[Dataset excerpt]
##############################
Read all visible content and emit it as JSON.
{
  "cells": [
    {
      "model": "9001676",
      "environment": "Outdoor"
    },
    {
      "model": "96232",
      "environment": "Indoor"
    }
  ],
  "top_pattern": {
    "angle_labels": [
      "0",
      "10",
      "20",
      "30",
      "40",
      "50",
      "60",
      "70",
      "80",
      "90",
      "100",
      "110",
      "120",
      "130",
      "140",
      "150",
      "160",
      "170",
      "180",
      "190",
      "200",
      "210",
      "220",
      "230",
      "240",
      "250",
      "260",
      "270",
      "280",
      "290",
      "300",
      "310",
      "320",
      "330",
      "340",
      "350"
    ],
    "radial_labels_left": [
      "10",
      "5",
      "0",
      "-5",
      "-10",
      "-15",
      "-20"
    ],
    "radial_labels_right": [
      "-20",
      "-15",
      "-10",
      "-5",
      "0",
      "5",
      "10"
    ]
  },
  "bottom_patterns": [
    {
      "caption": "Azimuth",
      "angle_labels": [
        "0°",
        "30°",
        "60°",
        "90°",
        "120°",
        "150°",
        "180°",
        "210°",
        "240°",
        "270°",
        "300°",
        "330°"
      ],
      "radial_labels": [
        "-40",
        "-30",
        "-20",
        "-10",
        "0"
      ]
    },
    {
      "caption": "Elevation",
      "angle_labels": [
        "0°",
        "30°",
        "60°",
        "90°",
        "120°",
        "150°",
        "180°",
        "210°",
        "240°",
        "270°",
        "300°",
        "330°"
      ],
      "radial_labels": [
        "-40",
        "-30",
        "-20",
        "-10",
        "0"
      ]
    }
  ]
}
##############################
Copy all the lines, exactly.

Read all visible content and emit it as JSON.
{
  "cells": [
    {
      "model": "9001676",
      "environment": "Outdoor"
    },
    {
      "model": "96232",
      "environment": "Indoor"
    }
  ],
  "top_pattern": {
    "angle_labels": [
      "0",
      "10",
      "20",
      "30",
      "40",
      "50",
      "60",
      "70",
      "80",
      "90",
      "100",
      "110",
      "120",
      "130",
      "140",
      "150",
      "160",
      "170",
      "180",
      "190",
      "200",
      "210",
      "220",
      "230",
      "240",
      "250",
      "260",
      "270",
      "280",
      "290",
      "300",
      "310",
      "320",
      "330",
      "340",
      "350"
    ],
    "radial_labels_left": [
      "10",
      "5",
      "0",
      "-5",
      "-10",
      "-15",
      "-20"
    ],
    "radial_labels_right": [
      "-20",
      "-15",
      "-10",
      "-5",
      "0",
      "5",
      "10"
    ]
  },
  "bottom_patterns": [
    {
      "caption": "Azimuth",
      "angle_labels": [
        "0°",
        "30°",
        "60°",
        "90°",
        "120°",
        "150°",
        "180°",
        "210°",
        "240°",
        "270°",
        "300°",
        "330°"
      ],
      "radial_labels": [
        "-40",
        "-30",
        "-20",
        "-10",
        "0"
      ]
    },
    {
      "caption": "Elevation",
      "angle_labels": [
        "0°",
        "30°",
        "60°",
        "90°",
        "120°",
        "150°",
        "180°",
        "210°",
        "240°",
        "270°",
        "300°",
        "330°"
      ],
      "radial_labels": [
        "-40",
        "-30",
        "-20",
        "-10",
        "0"
      ]
    }
  ]
}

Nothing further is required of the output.